* _Supplied passage_:
==========
Holmes Thurmond
Holmes Thurmond — Through the 1940s, fishing boats for freshwater were either flatbottom barges that were slow and hard to guide with a sculling paddle, or high-prow Vee-hulls that were blown off course by the slightest breeze. Give Holmes A. Thurmond credit for a breakthrough in hull design. His creation, which he introduced to the boat-buying public in 1948, was stable, quick and smooth riding, and with its inward-sloping sides, it wasn’t pushed about by the wind.
Thurmond’s little wood boat developed quite a following. Like a sharp-nosed bug propelled by a relatively small outboard motor, the boat zipped across lakes, earning the nickname, “Skeeter” (short for mosquito) because of its long, pointed bow. Skeeter became the name of what many believe to be the world’s first bass boat.
An Evinrude Outboards dealer in Shreveport, Louisiana, in the 1940s, Thurmond loved bass fishing. He found the flatbottom johnboats everyone used in the bayous and cypress-studded lakes around his home to be slow and difficult to maneuver. He wanted a boat that would get on plane with his most popular motor at the time, a 5.4-horsepower Evinrude Zephyr. With a low-profile hull and shallow draft, it could be propelled easily with a sculling paddle.
The 1948 model was just longer than 13 feet and was made of 3/4-inch molded marine plywood for the hull and 1-inch plywood at the transom. It weighed 200 pounds and ran nicely with the 5.4 hp outboard, and it could handle larger motors, such as the 14-hp Evinrude that came out later. All were painted “Skeeter green.” At $154 apiece, the boats were in high demand, and Thurmond hired subcontractors in the Shreveport area to help keep up with orders. Whether or not he knew it at the time, Thurmond was laying the groundwork for the bass boat boom, one of the most momentous developments in the history of the marine industry.
He eventually sold the rights to build fiberglass replicas of Ben Cook, co-owner of STEMCO in Longview, Texas. As the brand grew, it was moved to Kilgore, Texas, where the company — now owned by Yamaha Marine — is headquartered today. After switching from plywood to fiberglass, Skeeter recognized the developing market for tournament-worthy bass boats and introduced popular models like the Skeeter Hawk. With numerous innovations in boat design and function, including the Vee-hull pad design, Skeeter became one of the most popular boat brands in the country and today features a line-up that includes not only bass boats, but bay boats, walleye boats, and fish-and-ski models.
Because of his impact on the bass boat industry, Thurmond, who was born in 1894 and passed away in 1970, was inducted into the Bass Fishing Hall of Fame posthumously in 2012.
Holmes Thurmond
Glen Lau (1933 – 2020) — As a fishing guide for bass, trout and walleye on Lake Erie, Glen Lau was legendary. He offered money-back guarantees to his guide clients, and he never had to pay off. When the King of Ohio Fishing Tournament was held in 1958 to honor the angler who brought in the most total weight of game fish in a season, Lau won, hands-down, with nearly 3,000 pounds.
==========
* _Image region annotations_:
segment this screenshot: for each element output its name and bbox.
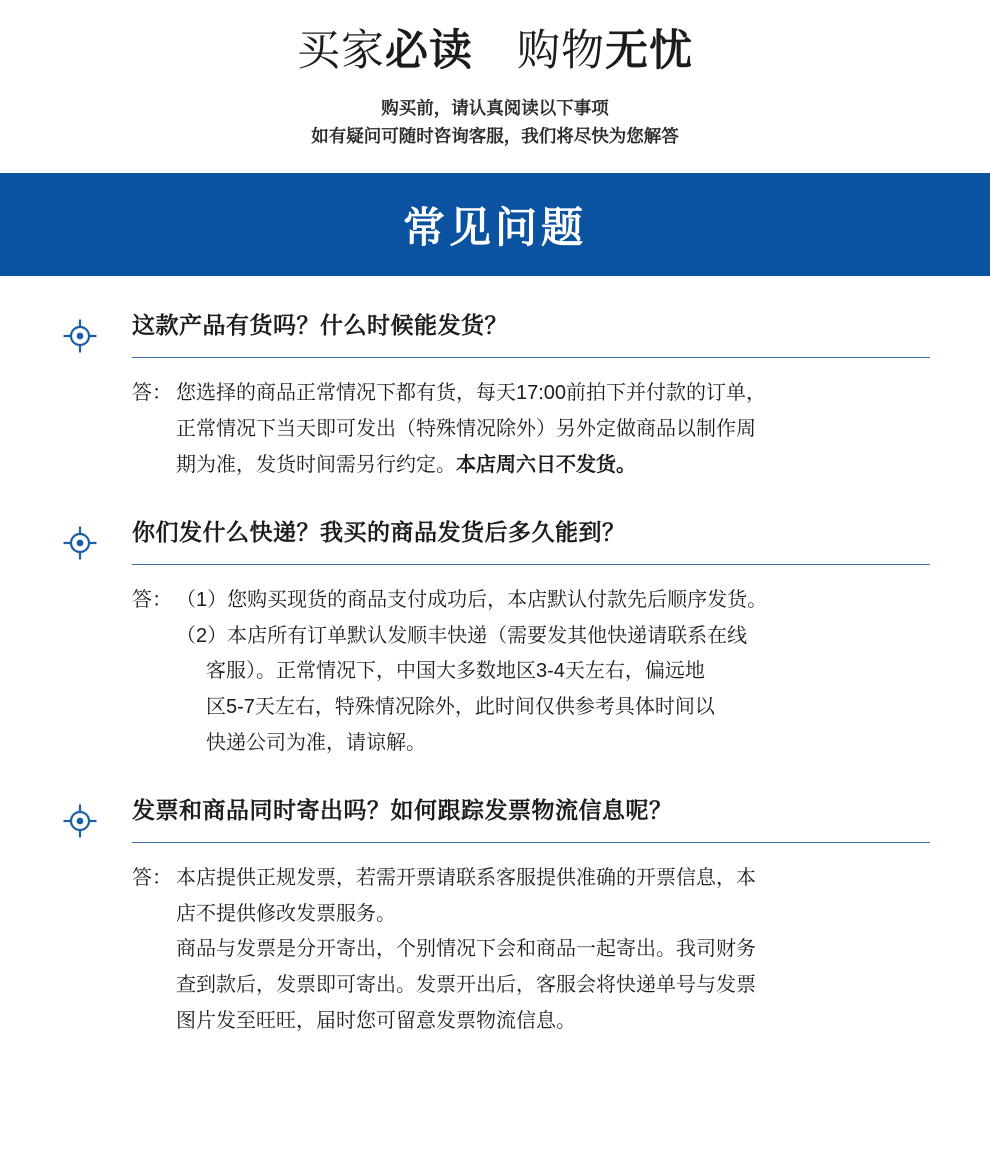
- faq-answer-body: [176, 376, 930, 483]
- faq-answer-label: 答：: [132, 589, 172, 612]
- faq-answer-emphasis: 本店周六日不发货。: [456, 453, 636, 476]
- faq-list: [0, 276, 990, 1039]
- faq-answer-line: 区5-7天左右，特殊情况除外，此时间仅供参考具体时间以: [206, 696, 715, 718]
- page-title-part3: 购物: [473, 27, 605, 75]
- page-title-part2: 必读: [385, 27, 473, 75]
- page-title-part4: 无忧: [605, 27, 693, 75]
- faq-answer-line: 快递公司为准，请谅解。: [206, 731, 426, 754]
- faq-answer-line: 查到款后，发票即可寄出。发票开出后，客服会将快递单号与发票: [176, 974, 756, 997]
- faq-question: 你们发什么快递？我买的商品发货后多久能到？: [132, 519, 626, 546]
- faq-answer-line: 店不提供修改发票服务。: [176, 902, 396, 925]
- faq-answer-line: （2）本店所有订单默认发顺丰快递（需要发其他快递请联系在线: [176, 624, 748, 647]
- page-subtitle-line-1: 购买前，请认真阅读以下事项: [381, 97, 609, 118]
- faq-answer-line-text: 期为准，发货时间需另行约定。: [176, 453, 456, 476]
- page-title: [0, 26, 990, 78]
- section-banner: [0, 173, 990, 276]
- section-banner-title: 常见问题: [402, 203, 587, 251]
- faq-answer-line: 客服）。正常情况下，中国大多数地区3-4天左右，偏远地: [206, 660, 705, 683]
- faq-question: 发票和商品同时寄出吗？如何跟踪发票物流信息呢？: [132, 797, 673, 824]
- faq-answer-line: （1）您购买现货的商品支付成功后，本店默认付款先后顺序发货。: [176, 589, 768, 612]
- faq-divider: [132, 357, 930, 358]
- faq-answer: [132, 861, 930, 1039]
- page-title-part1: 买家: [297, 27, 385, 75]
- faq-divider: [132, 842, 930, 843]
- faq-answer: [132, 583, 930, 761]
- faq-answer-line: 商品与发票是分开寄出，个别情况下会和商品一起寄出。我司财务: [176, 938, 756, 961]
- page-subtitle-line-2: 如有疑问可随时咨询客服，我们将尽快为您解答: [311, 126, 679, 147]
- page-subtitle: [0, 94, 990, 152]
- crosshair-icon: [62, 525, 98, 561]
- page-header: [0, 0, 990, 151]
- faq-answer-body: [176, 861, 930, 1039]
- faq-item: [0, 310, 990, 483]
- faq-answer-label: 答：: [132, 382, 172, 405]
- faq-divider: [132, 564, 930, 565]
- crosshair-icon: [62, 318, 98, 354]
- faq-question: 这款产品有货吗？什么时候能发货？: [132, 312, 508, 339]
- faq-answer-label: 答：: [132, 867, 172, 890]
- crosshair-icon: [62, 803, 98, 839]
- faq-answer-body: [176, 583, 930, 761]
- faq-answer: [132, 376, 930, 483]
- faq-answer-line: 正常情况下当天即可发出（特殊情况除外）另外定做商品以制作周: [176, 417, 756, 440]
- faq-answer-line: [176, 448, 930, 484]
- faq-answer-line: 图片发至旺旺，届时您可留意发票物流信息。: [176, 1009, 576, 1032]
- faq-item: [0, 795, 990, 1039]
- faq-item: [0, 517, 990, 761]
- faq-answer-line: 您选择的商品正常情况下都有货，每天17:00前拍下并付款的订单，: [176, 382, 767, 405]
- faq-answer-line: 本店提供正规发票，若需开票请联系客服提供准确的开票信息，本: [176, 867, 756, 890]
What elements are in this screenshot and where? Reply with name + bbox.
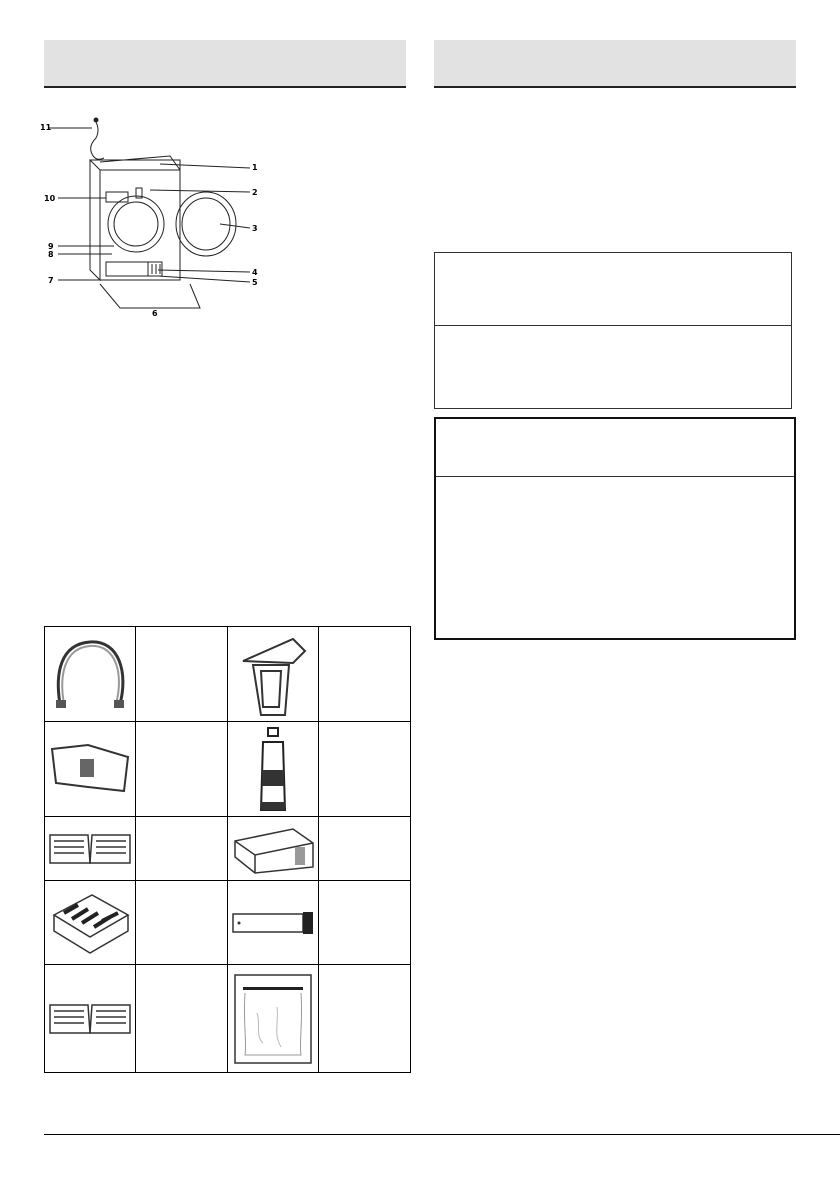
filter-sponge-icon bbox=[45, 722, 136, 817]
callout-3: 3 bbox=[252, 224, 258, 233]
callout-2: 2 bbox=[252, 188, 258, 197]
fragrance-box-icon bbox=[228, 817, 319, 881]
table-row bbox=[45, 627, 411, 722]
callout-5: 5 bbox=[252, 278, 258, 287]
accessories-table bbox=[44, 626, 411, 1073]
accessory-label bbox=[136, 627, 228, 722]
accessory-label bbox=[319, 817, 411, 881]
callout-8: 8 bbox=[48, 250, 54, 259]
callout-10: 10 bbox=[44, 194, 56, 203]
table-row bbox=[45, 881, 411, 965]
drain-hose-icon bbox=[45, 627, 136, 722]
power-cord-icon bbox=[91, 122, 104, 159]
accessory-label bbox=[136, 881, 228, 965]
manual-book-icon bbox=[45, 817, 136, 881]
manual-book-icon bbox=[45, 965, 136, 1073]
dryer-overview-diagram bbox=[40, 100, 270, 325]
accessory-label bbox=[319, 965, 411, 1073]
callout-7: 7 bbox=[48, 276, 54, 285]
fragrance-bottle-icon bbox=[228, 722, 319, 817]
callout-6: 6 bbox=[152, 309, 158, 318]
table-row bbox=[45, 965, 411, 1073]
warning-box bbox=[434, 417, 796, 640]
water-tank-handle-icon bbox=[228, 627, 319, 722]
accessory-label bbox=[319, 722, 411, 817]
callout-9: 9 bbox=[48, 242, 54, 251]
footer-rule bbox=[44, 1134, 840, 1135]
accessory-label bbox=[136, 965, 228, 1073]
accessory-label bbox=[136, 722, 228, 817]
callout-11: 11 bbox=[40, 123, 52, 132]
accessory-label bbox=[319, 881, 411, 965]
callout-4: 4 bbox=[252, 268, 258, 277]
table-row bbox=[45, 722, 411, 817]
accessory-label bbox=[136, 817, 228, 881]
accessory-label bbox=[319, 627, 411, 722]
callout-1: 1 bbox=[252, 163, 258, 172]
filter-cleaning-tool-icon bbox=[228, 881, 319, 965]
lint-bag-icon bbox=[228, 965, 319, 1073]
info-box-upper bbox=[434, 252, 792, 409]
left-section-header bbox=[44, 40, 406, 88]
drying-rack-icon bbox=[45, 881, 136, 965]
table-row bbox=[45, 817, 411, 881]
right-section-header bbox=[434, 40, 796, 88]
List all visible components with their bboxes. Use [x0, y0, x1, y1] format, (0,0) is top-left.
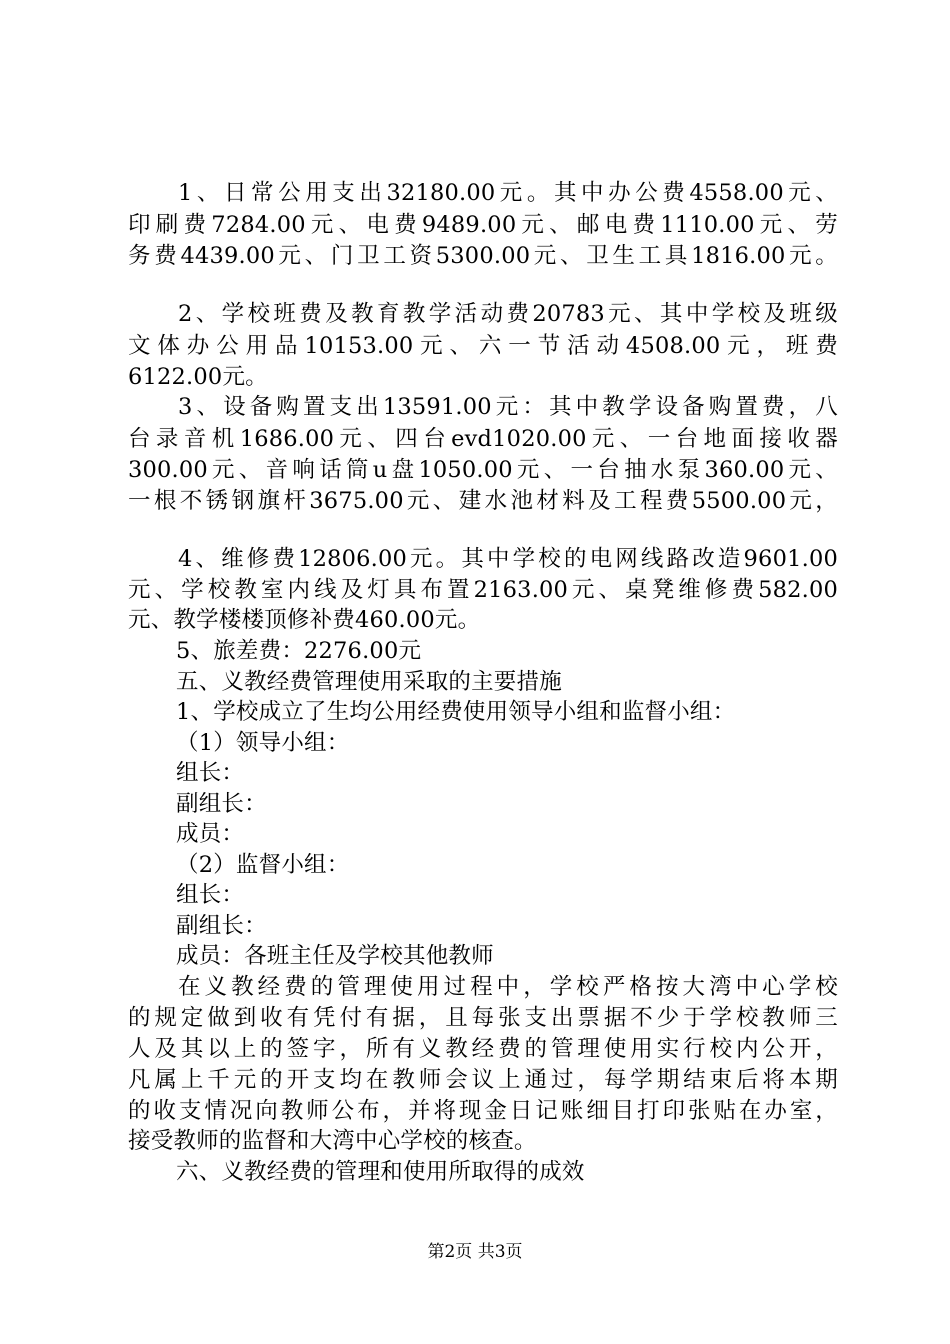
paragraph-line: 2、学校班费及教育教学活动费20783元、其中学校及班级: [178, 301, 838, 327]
==========
* _Written task A_:
In the Holmes Thurmond text, what did each of the 1948 boats cost?
* _Written task B_:
Extend the Holmes Thurmond text, picking up after its final sentence.

* _Task response A_:
$154 apiece.

* _Task response B_:
The prize enabled Lau to travel to central Florida, where he fell in love with the region’s crystal-clear, spring-fed rivers, as well as the giant bass of the Ocklawaha River and other nearby fisheries. He eventually moved to the region, living for many years near Ocala, Florida, the home of Bass Fishing Hall of Fame journalist Homer Circle.
As skilled and knowledgeable as he was in finding and catching bass, Lau was even more gifted as a cinematographer. He taught himself to film underwater sequences so he could document the life cycle of the black bass. After more than two years of filming above and below the surface, Lau created the full-length movie, Bigmouth, with fishing scenes featuring Homer Circle and narration provided by Rod Serling of “Twilight Zone” fame.
Arguably the most important documentary ever made about bass and bass fishing, Bigmouth drew critical acclaim and was a theatrical success when it was released in 1973. The movie played in art houses and auditoriums, as well as theaters, often drawing audiences more than double the available seating capacity. A sequel, Bigmouth Forever, also was hugely popular, winning the 1996 North American Film & Video Award and numerous other national honors.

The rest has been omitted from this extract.